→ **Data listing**
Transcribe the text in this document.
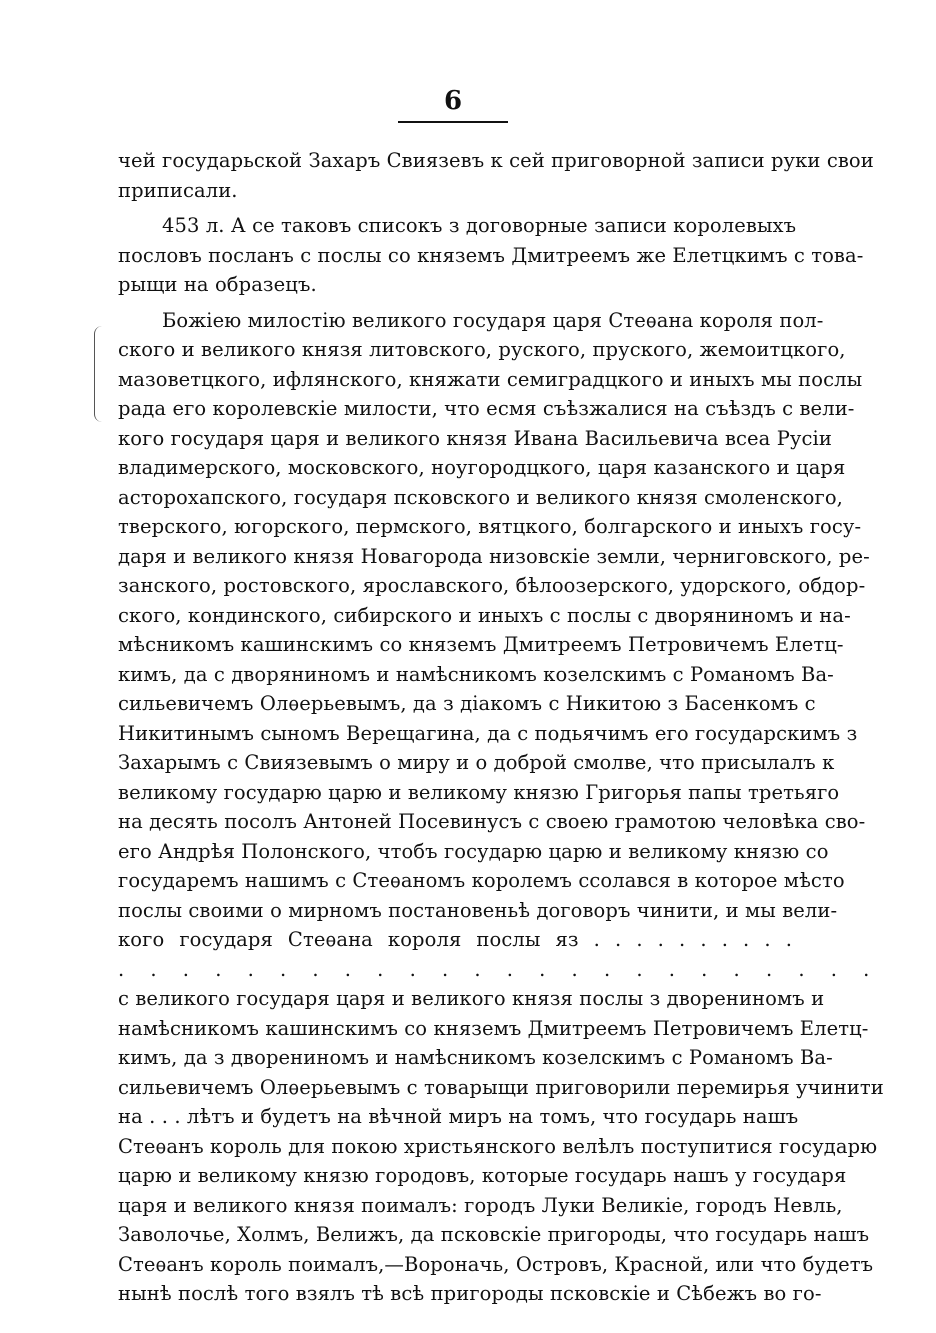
6
чей государьской Захаръ Свиязевъ к сей приговорной записи руки свои
приписали.
453 л. А се таковъ списокъ з договорные записи королевыхъ
пословъ посланъ с послы со княземъ Дмитреемъ же Елетцкимъ с това-
рыщи на образецъ.
Божіею милостію великого государя царя Стеѳана короля пол-
ского и великого князя литовского, руского, пруского, жемоитцкого,
мазоветцкого, ифлянского, княжати семиградцкого и иныхъ мы послы
рада его королевскіе милости, что есмя съѣзжалися на съѣздъ с вели-
кого государя царя и великого князя Ивана Васильевича всеа Русіи
владимерского, московского, ноугородцкого, царя казанского и царя
асторохапского, государя псковского и великого князя смоленского,
тверского, югорского, пермского, вятцкого, болгарского и иныхъ госу-
даря и великого князя Новагорода низовскіе земли, черниговского, ре-
занского, ростовского, ярославского, бѣлоозерского, удорского, обдор-
ского, кондинского, сибирского и иныхъ с послы с дворяниномъ и на-
мѣсникомъ кашинскимъ со княземъ Дмитреемъ Петровичемъ Елетц-
кимъ, да с дворяниномъ и намѣсникомъ козелскимъ с Романомъ Ва-
сильевичемъ Олѳерьевымъ, да з діакомъ с Никитою з Басенкомъ с
Никитинымъ сыномъ Верещагина, да с подьячимъ его государскимъ з
Захарымъ с Свиязевымъ о миру и о доброй смолве, что присылалъ к
великому государю царю и великому князю Григорья папы третьяго
на десять посолъ Антоней Посевинусъ с своею грамотою человѣка сво-
его Андрѣя Полонского, чтобъ государю царю и великому князю со
государемъ нашимъ с Стеѳаномъ королемъ ссолався в которое мѣсто
послы своими о мирномъ постановеньѣ договоръ чинити, и мы вели-
кого государя Стеѳана короля послы яз . . . . . . . . . .
. . . . . . . . . . . . . . . . . . . . . . . .
с великого государя царя и великого князя послы з дворениномъ и
намѣсникомъ кашинскимъ со княземъ Дмитреемъ Петровичемъ Елетц-
кимъ, да з дворениномъ и намѣсникомъ козелскимъ с Романомъ Ва-
сильевичемъ Олѳерьевымъ с товарыщи приговорили перемирья учинити
на . . . лѣтъ и будетъ на вѣчной миръ на томъ, что государь нашъ
Стеѳанъ король для покою христьянского велѣлъ поступитися государю
царю и великому князю городовъ, которые государь нашъ у государя
царя и великого князя поималъ: городъ Луки Великіе, городъ Невль,
Заволочье, Холмъ, Велижъ, да псковскіе пригороды, что государь нашъ
Стеѳанъ король поималъ,—Вороначь, Островъ, Красной, или что будетъ
нынѣ послѣ того взялъ тѣ всѣ пригороды псковскіе и Сѣбежъ во го-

→ **Aim**
Give every line back word for word and leave the pictures out.

→ **Output for this task**
Transcribe the text in this document.
6
чей государьской Захаръ Свиязевъ к сей приговорной записи руки свои
приписали.
453 л. А се таковъ списокъ з договорные записи королевыхъ
пословъ посланъ с послы со княземъ Дмитреемъ же Елетцкимъ с това-
рыщи на образецъ.
Божіею милостію великого государя царя Стеѳана короля пол-
ского и великого князя литовского, руского, пруского, жемоитцкого,
мазоветцкого, ифлянского, княжати семиградцкого и иныхъ мы послы
рада его королевскіе милости, что есмя съѣзжалися на съѣздъ с вели-
кого государя царя и великого князя Ивана Васильевича всеа Русіи
владимерского, московского, ноугородцкого, царя казанского и царя
асторохапского, государя псковского и великого князя смоленского,
тверского, югорского, пермского, вятцкого, болгарского и иныхъ госу-
даря и великого князя Новагорода низовскіе земли, черниговского, ре-
занского, ростовского, ярославского, бѣлоозерского, удорского, обдор-
ского, кондинского, сибирского и иныхъ с послы с дворяниномъ и на-
мѣсникомъ кашинскимъ со княземъ Дмитреемъ Петровичемъ Елетц-
кимъ, да с дворяниномъ и намѣсникомъ козелскимъ с Романомъ Ва-
сильевичемъ Олѳерьевымъ, да з діакомъ с Никитою з Басенкомъ с
Никитинымъ сыномъ Верещагина, да с подьячимъ его государскимъ з
Захарымъ с Свиязевымъ о миру и о доброй смолве, что присылалъ к
великому государю царю и великому князю Григорья папы третьяго
на десять посолъ Антоней Посевинусъ с своею грамотою человѣка сво-
его Андрѣя Полонского, чтобъ государю царю и великому князю со
государемъ нашимъ с Стеѳаномъ королемъ ссолався в которое мѣсто
послы своими о мирномъ постановеньѣ договоръ чинити, и мы вели-
кого государя Стеѳана короля послы яз . . . . . . . . . .
. . . . . . . . . . . . . . . . . . . . . . . .
с великого государя царя и великого князя послы з дворениномъ и
намѣсникомъ кашинскимъ со княземъ Дмитреемъ Петровичемъ Елетц-
кимъ, да з дворениномъ и намѣсникомъ козелскимъ с Романомъ Ва-
сильевичемъ Олѳерьевымъ с товарыщи приговорили перемирья учинити
на . . . лѣтъ и будетъ на вѣчной миръ на томъ, что государь нашъ
Стеѳанъ король для покою христьянского велѣлъ поступитися государю
царю и великому князю городовъ, которые государь нашъ у государя
царя и великого князя поималъ: городъ Луки Великіе, городъ Невль,
Заволочье, Холмъ, Велижъ, да псковскіе пригороды, что государь нашъ
Стеѳанъ король поималъ,—Вороначь, Островъ, Красной, или что будетъ
нынѣ послѣ того взялъ тѣ всѣ пригороды псковскіе и Сѣбежъ во го-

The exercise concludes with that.